◆ EXERCISE ◆
Print out the entries below with no edits.

◆ EXTRACTED RECORDS ◆
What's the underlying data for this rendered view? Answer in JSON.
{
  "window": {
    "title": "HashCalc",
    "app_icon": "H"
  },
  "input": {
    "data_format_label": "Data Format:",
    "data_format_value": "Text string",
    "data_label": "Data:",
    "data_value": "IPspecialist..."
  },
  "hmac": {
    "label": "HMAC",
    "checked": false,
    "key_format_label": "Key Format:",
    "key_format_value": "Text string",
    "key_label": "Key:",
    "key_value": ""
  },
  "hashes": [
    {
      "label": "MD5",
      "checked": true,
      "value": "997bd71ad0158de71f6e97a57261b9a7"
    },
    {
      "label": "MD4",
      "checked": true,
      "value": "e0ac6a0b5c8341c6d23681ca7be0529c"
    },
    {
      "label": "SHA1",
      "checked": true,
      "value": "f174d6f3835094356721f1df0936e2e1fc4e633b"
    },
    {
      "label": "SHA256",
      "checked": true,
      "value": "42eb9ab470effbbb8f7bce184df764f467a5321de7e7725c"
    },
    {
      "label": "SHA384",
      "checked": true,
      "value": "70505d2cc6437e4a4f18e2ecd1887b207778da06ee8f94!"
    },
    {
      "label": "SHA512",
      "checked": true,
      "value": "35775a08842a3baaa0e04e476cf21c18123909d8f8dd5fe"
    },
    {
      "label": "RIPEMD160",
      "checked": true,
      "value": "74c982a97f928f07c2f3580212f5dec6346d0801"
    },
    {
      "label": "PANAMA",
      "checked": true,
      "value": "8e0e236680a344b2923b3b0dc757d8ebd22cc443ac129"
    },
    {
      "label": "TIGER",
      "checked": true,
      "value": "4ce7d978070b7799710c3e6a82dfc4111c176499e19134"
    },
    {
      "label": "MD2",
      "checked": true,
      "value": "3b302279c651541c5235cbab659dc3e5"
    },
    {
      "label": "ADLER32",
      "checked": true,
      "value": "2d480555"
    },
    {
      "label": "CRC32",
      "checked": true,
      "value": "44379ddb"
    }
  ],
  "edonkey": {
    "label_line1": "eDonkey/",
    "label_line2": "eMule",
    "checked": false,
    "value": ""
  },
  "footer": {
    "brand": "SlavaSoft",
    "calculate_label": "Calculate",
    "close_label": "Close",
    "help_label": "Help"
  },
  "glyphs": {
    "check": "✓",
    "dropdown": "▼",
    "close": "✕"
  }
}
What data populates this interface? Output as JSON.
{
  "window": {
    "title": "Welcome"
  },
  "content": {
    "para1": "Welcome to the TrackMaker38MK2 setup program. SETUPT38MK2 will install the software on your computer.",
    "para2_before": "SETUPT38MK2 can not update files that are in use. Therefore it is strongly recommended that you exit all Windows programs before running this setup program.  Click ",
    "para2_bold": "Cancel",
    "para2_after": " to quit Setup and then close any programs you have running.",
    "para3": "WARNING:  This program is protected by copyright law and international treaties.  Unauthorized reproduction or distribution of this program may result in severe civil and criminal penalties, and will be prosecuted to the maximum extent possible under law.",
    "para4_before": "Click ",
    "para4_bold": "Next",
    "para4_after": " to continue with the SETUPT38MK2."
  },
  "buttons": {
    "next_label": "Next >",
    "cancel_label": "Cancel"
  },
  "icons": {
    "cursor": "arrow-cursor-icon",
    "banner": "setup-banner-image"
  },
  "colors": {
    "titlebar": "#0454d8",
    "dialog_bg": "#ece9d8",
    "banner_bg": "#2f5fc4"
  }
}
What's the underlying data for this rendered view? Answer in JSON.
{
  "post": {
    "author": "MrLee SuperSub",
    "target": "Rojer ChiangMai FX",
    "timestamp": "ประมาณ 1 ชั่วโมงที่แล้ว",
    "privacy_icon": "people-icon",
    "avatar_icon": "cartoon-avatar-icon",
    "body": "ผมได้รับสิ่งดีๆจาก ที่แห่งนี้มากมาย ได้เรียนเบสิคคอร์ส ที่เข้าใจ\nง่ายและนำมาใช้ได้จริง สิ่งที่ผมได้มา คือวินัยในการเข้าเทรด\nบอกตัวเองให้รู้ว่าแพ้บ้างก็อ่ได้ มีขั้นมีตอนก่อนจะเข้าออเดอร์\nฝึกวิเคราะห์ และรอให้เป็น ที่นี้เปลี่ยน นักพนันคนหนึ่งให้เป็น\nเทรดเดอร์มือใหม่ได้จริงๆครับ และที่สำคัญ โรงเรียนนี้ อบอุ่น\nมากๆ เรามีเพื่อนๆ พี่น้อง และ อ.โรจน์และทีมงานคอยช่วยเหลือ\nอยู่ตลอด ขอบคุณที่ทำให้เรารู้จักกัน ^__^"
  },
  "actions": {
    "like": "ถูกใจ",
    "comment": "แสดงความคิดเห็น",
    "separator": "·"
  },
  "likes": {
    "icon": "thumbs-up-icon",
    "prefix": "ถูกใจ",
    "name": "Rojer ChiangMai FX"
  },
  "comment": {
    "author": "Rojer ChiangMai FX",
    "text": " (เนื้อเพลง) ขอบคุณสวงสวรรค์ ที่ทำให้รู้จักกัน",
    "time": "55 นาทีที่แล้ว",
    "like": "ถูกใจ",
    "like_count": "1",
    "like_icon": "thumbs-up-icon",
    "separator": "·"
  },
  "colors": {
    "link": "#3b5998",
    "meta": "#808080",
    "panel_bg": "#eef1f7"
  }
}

◆ RESPONSE TO THIS TASK ◆
What's the underlying data for this rendered view? Answer in JSON.
{
  "window": {
    "title": "HashCalc",
    "app_icon": "H"
  },
  "input": {
    "data_format_label": "Data Format:",
    "data_format_value": "Text string",
    "data_label": "Data:",
    "data_value": "IPspecialist..."
  },
  "hmac": {
    "label": "HMAC",
    "checked": false,
    "key_format_label": "Key Format:",
    "key_format_value": "Text string",
    "key_label": "Key:",
    "key_value": ""
  },
  "hashes": [
    {
      "label": "MD5",
      "checked": true,
      "value": "997bd71ad0158de71f6e97a57261b9a7"
    },
    {
      "label": "MD4",
      "checked": true,
      "value": "e0ac6a0b5c8341c6d23681ca7be0529c"
    },
    {
      "label": "SHA1",
      "checked": true,
      "value": "f174d6f3835094356721f1df0936e2e1fc4e633b"
    },
    {
      "label": "SHA256",
      "checked": true,
      "value": "42eb9ab470effbbb8f7bce184df764f467a5321de7e7725c"
    },
    {
      "label": "SHA384",
      "checked": true,
      "value": "70505d2cc6437e4a4f18e2ecd1887b207778da06ee8f94!"
    },
    {
      "label": "SHA512",
      "checked": true,
      "value": "35775a08842a3baaa0e04e476cf21c18123909d8f8dd5fe"
    },
    {
      "label": "RIPEMD160",
      "checked": true,
      "value": "74c982a97f928f07c2f3580212f5dec6346d0801"
    },
    {
      "label": "PANAMA",
      "checked": true,
      "value": "8e0e236680a344b2923b3b0dc757d8ebd22cc443ac129"
    },
    {
      "label": "TIGER",
      "checked": true,
      "value": "4ce7d978070b7799710c3e6a82dfc4111c176499e19134"
    },
    {
      "label": "MD2",
      "checked": true,
      "value": "3b302279c651541c5235cbab659dc3e5"
    },
    {
      "label": "ADLER32",
      "checked": true,
      "value": "2d480555"
    },
    {
      "label": "CRC32",
      "checked": true,
      "value": "44379ddb"
    }
  ],
  "edonkey": {
    "label_line1": "eDonkey/",
    "label_line2": "eMule",
    "checked": false,
    "value": ""
  },
  "footer": {
    "brand": "SlavaSoft",
    "calculate_label": "Calculate",
    "close_label": "Close",
    "help_label": "Help"
  },
  "glyphs": {
    "check": "✓",
    "dropdown": "▼",
    "close": "✕"
  }
}
What data populates this interface? Output as JSON.
{
  "window": {
    "title": "Welcome"
  },
  "content": {
    "para1": "Welcome to the TrackMaker38MK2 setup program. SETUPT38MK2 will install the software on your computer.",
    "para2_before": "SETUPT38MK2 can not update files that are in use. Therefore it is strongly recommended that you exit all Windows programs before running this setup program.  Click ",
    "para2_bold": "Cancel",
    "para2_after": " to quit Setup and then close any programs you have running.",
    "para3": "WARNING:  This program is protected by copyright law and international treaties.  Unauthorized reproduction or distribution of this program may result in severe civil and criminal penalties, and will be prosecuted to the maximum extent possible under law.",
    "para4_before": "Click ",
    "para4_bold": "Next",
    "para4_after": " to continue with the SETUPT38MK2."
  },
  "buttons": {
    "next_label": "Next >",
    "cancel_label": "Cancel"
  },
  "icons": {
    "cursor": "arrow-cursor-icon",
    "banner": "setup-banner-image"
  },
  "colors": {
    "titlebar": "#0454d8",
    "dialog_bg": "#ece9d8",
    "banner_bg": "#2f5fc4"
  }
}
What's the underlying data for this rendered view? Answer in JSON.
{
  "post": {
    "author": "MrLee SuperSub",
    "target": "Rojer ChiangMai FX",
    "timestamp": "ประมาณ 1 ชั่วโมงที่แล้ว",
    "privacy_icon": "people-icon",
    "avatar_icon": "cartoon-avatar-icon",
    "body": "ผมได้รับสิ่งดีๆจาก ที่แห่งนี้มากมาย ได้เรียนเบสิคคอร์ส ที่เข้าใจ\nง่ายและนำมาใช้ได้จริง สิ่งที่ผมได้มา คือวินัยในการเข้าเทรด\nบอกตัวเองให้รู้ว่าแพ้บ้างก็อ่ได้ มีขั้นมีตอนก่อนจะเข้าออเดอร์\nฝึกวิเคราะห์ และรอให้เป็น ที่นี้เปลี่ยน นักพนันคนหนึ่งให้เป็น\nเทรดเดอร์มือใหม่ได้จริงๆครับ และที่สำคัญ โรงเรียนนี้ อบอุ่น\nมากๆ เรามีเพื่อนๆ พี่น้อง และ อ.โรจน์และทีมงานคอยช่วยเหลือ\nอยู่ตลอด ขอบคุณที่ทำให้เรารู้จักกัน ^__^"
  },
  "actions": {
    "like": "ถูกใจ",
    "comment": "แสดงความคิดเห็น",
    "separator": "·"
  },
  "likes": {
    "icon": "thumbs-up-icon",
    "prefix": "ถูกใจ",
    "name": "Rojer ChiangMai FX"
  },
  "comment": {
    "author": "Rojer ChiangMai FX",
    "text": " (เนื้อเพลง) ขอบคุณสวงสวรรค์ ที่ทำให้รู้จักกัน",
    "time": "55 นาทีที่แล้ว",
    "like": "ถูกใจ",
    "like_count": "1",
    "like_icon": "thumbs-up-icon",
    "separator": "·"
  },
  "colors": {
    "link": "#3b5998",
    "meta": "#808080",
    "panel_bg": "#eef1f7"
  }
}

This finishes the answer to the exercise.